Exercise requirements: Locate each line in the records that contains the string "尺码表因手工测量方式不同", and copy those lines.

══ Dataset records

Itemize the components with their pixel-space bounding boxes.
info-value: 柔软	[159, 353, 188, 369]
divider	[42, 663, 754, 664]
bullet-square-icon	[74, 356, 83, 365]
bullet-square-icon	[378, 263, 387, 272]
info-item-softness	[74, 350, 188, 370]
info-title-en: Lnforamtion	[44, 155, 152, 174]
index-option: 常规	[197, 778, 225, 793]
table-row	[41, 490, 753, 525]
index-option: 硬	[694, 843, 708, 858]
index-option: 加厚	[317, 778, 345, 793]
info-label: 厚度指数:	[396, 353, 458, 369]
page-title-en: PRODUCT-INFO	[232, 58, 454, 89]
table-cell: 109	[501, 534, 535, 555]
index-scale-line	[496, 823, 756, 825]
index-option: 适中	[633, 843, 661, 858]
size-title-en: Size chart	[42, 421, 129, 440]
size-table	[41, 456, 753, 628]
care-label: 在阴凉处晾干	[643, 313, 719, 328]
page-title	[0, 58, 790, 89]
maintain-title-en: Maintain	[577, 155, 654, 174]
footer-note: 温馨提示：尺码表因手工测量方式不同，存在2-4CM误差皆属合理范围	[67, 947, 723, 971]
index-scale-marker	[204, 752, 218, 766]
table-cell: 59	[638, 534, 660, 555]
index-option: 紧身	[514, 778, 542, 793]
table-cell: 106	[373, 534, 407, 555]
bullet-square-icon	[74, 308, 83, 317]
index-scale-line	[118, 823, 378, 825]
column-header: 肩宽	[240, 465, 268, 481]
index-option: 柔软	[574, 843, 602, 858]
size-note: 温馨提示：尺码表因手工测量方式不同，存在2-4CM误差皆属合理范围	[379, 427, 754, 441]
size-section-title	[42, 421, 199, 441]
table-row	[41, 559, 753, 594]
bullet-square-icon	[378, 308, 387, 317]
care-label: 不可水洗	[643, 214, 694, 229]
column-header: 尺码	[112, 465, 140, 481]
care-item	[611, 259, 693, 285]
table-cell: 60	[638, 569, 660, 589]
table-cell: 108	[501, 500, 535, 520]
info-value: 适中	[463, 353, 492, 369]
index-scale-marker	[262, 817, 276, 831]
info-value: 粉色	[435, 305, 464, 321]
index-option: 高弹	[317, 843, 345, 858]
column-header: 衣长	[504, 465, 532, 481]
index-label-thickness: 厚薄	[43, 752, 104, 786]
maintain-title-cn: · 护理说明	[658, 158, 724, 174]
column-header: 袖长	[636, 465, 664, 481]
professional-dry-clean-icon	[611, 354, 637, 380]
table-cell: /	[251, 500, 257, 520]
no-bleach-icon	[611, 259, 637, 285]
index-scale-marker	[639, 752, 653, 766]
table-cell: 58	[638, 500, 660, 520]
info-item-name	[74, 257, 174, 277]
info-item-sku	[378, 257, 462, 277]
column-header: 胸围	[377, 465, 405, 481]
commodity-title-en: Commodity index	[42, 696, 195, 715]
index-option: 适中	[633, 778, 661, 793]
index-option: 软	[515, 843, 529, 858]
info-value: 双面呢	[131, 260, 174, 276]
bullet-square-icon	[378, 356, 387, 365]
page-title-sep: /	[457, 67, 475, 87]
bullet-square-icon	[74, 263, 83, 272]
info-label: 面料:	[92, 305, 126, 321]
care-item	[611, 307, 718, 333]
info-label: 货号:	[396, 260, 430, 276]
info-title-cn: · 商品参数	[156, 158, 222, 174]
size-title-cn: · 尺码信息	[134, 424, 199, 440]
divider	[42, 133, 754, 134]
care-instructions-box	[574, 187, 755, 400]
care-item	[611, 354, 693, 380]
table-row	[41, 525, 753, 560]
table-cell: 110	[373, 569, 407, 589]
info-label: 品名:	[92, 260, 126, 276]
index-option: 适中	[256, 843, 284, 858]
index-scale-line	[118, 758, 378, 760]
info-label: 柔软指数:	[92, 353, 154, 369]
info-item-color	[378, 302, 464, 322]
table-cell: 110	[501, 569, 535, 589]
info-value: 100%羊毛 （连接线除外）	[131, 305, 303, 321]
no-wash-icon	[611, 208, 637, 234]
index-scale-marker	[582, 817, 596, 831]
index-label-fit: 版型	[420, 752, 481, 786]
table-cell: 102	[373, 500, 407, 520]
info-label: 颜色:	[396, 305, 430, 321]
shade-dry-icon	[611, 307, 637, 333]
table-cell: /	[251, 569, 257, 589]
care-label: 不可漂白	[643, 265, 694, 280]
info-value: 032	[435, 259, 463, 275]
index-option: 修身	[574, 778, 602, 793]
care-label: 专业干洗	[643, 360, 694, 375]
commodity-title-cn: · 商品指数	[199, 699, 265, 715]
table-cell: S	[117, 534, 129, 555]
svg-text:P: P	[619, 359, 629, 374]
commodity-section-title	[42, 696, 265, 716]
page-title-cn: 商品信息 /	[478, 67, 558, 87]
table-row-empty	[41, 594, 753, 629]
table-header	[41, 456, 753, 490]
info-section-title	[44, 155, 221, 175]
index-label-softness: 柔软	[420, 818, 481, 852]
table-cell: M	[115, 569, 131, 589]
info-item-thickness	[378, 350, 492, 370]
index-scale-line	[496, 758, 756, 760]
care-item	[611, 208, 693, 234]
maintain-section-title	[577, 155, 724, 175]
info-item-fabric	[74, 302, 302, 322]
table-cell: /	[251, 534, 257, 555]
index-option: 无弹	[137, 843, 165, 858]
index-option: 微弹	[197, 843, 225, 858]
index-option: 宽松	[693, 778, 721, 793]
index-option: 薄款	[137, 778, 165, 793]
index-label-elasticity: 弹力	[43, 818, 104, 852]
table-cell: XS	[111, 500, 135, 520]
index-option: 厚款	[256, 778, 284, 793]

════

Reply:
footer-note: 温馨提示：尺码表因手工测量方式不同，存在2-4CM误差皆属合理范围	[67, 947, 723, 971]
size-note: 温馨提示：尺码表因手工测量方式不同，存在2-4CM误差皆属合理范围	[379, 427, 754, 441]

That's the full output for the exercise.